* _SHORT EXERCISE_
Set each record down exactly, excluding all images.
---
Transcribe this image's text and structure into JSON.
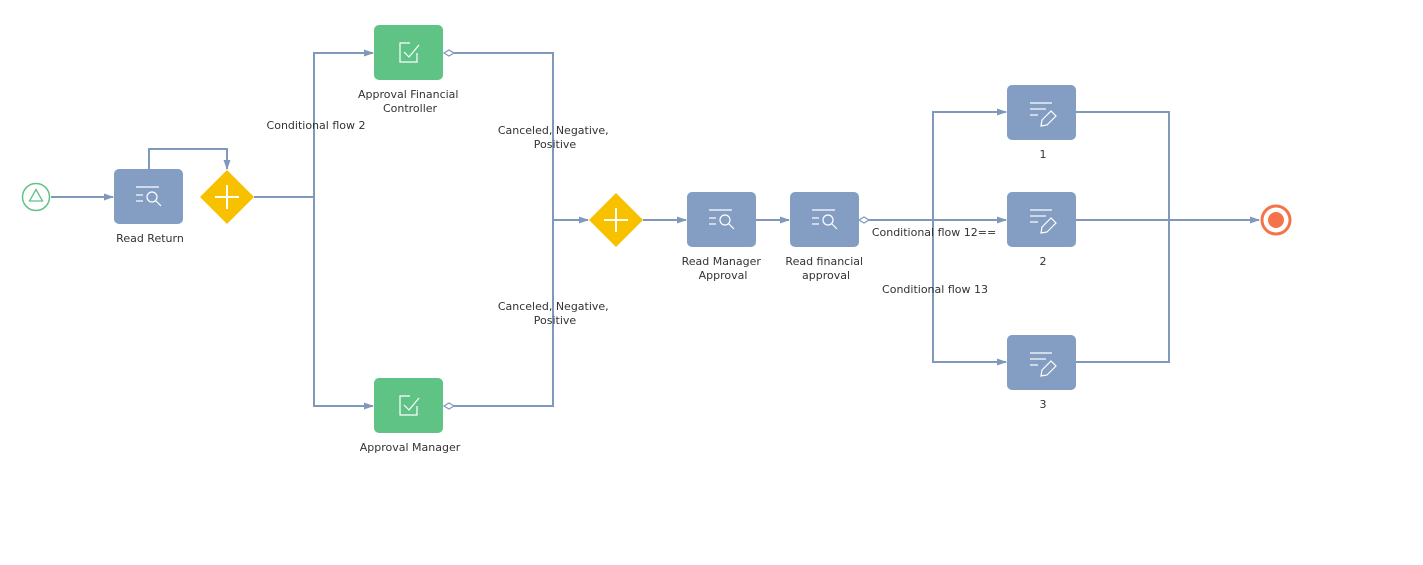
{
  "diagram": {
    "colors": {
      "line": "#8098bb",
      "read_task": "#839ec2",
      "approval_task": "#5ec384",
      "gateway": "#f8c100",
      "start_event": "#5ec384",
      "end_event": "#f6734a",
      "label": "#333333"
    },
    "nodes": [
      {
        "id": "start",
        "type": "start-event",
        "label": ""
      },
      {
        "id": "read_return",
        "type": "read-task",
        "icon": "read-data-icon",
        "label": [
          "Read Return"
        ]
      },
      {
        "id": "gw1",
        "type": "parallel-gateway",
        "label": ""
      },
      {
        "id": "approval_fc",
        "type": "approval-task",
        "icon": "approval-check-icon",
        "label": [
          "Approval Financial",
          "Controller"
        ]
      },
      {
        "id": "approval_mgr",
        "type": "approval-task",
        "icon": "approval-check-icon",
        "label": [
          "Approval Manager"
        ]
      },
      {
        "id": "gw2",
        "type": "parallel-gateway",
        "label": ""
      },
      {
        "id": "read_mgr",
        "type": "read-task",
        "icon": "read-data-icon",
        "label": [
          "Read Manager",
          "Approval"
        ]
      },
      {
        "id": "read_fin",
        "type": "read-task",
        "icon": "read-data-icon",
        "label": [
          "Read financial",
          "approval"
        ]
      },
      {
        "id": "edit1",
        "type": "edit-task",
        "icon": "edit-data-icon",
        "label": [
          "1"
        ]
      },
      {
        "id": "edit2",
        "type": "edit-task",
        "icon": "edit-data-icon",
        "label": [
          "2"
        ]
      },
      {
        "id": "edit3",
        "type": "edit-task",
        "icon": "edit-data-icon",
        "label": [
          "3"
        ]
      },
      {
        "id": "end",
        "type": "end-event",
        "label": ""
      }
    ],
    "flow_labels": [
      {
        "id": "cf2",
        "lines": [
          "Conditional flow 2"
        ]
      },
      {
        "id": "cnp_top",
        "lines": [
          "Canceled, Negative,",
          "Positive"
        ]
      },
      {
        "id": "cnp_bottom",
        "lines": [
          "Canceled, Negative,",
          "Positive"
        ]
      },
      {
        "id": "cf12",
        "lines": [
          "Conditional flow 12=="
        ]
      },
      {
        "id": "cf13",
        "lines": [
          "Conditional flow 13"
        ]
      }
    ]
  }
}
---
* _WRITTEN SOLUTION_
Transcribe this image's text and structure into JSON.
{
  "diagram": {
    "colors": {
      "line": "#8098bb",
      "read_task": "#839ec2",
      "approval_task": "#5ec384",
      "gateway": "#f8c100",
      "start_event": "#5ec384",
      "end_event": "#f6734a",
      "label": "#333333"
    },
    "nodes": [
      {
        "id": "start",
        "type": "start-event",
        "label": ""
      },
      {
        "id": "read_return",
        "type": "read-task",
        "icon": "read-data-icon",
        "label": [
          "Read Return"
        ]
      },
      {
        "id": "gw1",
        "type": "parallel-gateway",
        "label": ""
      },
      {
        "id": "approval_fc",
        "type": "approval-task",
        "icon": "approval-check-icon",
        "label": [
          "Approval Financial",
          "Controller"
        ]
      },
      {
        "id": "approval_mgr",
        "type": "approval-task",
        "icon": "approval-check-icon",
        "label": [
          "Approval Manager"
        ]
      },
      {
        "id": "gw2",
        "type": "parallel-gateway",
        "label": ""
      },
      {
        "id": "read_mgr",
        "type": "read-task",
        "icon": "read-data-icon",
        "label": [
          "Read Manager",
          "Approval"
        ]
      },
      {
        "id": "read_fin",
        "type": "read-task",
        "icon": "read-data-icon",
        "label": [
          "Read financial",
          "approval"
        ]
      },
      {
        "id": "edit1",
        "type": "edit-task",
        "icon": "edit-data-icon",
        "label": [
          "1"
        ]
      },
      {
        "id": "edit2",
        "type": "edit-task",
        "icon": "edit-data-icon",
        "label": [
          "2"
        ]
      },
      {
        "id": "edit3",
        "type": "edit-task",
        "icon": "edit-data-icon",
        "label": [
          "3"
        ]
      },
      {
        "id": "end",
        "type": "end-event",
        "label": ""
      }
    ],
    "flow_labels": [
      {
        "id": "cf2",
        "lines": [
          "Conditional flow 2"
        ]
      },
      {
        "id": "cnp_top",
        "lines": [
          "Canceled, Negative,",
          "Positive"
        ]
      },
      {
        "id": "cnp_bottom",
        "lines": [
          "Canceled, Negative,",
          "Positive"
        ]
      },
      {
        "id": "cf12",
        "lines": [
          "Conditional flow 12=="
        ]
      },
      {
        "id": "cf13",
        "lines": [
          "Conditional flow 13"
        ]
      }
    ]
  }
}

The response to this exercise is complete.